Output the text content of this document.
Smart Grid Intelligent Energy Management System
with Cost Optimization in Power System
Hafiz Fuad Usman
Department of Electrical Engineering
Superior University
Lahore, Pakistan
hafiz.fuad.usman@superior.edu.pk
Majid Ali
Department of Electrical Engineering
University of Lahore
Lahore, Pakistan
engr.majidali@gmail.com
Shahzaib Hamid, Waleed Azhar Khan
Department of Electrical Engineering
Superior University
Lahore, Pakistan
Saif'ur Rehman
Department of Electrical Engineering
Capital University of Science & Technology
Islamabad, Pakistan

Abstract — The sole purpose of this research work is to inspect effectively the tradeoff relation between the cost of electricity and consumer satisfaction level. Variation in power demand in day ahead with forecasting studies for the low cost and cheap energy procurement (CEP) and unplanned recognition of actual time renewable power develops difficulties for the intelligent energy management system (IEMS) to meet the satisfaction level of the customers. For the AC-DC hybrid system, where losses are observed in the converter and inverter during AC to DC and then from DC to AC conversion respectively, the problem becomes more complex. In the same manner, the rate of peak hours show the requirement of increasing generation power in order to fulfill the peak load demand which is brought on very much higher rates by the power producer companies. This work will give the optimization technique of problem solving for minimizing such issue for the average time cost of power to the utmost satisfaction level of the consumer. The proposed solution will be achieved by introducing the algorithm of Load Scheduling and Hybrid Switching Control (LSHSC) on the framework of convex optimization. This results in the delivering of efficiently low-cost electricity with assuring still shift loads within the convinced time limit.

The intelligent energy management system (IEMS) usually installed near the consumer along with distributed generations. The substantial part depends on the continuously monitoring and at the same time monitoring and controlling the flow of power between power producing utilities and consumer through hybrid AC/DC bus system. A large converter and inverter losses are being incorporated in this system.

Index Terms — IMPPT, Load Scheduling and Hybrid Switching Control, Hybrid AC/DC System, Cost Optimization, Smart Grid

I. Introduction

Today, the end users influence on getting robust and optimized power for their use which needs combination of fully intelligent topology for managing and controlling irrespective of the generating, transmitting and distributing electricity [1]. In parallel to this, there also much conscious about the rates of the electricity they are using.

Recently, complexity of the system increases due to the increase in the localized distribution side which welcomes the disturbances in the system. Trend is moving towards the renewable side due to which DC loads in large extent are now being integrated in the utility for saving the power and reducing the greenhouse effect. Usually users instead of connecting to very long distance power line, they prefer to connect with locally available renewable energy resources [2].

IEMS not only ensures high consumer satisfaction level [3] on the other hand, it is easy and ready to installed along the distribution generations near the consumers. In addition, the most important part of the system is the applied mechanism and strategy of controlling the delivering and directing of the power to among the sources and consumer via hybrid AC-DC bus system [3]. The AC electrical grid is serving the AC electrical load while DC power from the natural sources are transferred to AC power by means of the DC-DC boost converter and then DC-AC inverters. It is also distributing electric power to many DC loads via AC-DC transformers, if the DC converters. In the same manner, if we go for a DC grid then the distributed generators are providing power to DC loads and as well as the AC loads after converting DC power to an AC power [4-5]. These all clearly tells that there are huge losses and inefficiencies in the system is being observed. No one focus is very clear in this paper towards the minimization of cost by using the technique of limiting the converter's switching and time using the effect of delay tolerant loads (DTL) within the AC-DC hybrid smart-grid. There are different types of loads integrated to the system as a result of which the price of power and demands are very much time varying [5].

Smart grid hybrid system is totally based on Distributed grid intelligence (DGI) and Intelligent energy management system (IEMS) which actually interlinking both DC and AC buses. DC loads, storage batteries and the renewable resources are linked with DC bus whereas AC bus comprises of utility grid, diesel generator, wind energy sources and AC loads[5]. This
★ ★ ★ ★ ★ ★ ★
> [Exercise]
From the entries above, extract every line where the word "they" appears.

> [Exercise solution]
Today, the end users influence on getting robust and optimized power for their use which needs combination of fully intelligent topology for managing and controlling irrespective of the generating, transmitting and distributing electricity [1]. In parallel to this, there also much conscious about the rates of the electricity they are using.
Recently, complexity of the system increases due to the increase in the localized distribution side which welcomes the disturbances in the system. Trend is moving towards the renewable side due to which DC loads in large extent are now being integrated in the utility for saving the power and reducing the greenhouse effect. Usually users instead of connecting to very long distance power line, they prefer to connect with locally available renewable energy resources [2].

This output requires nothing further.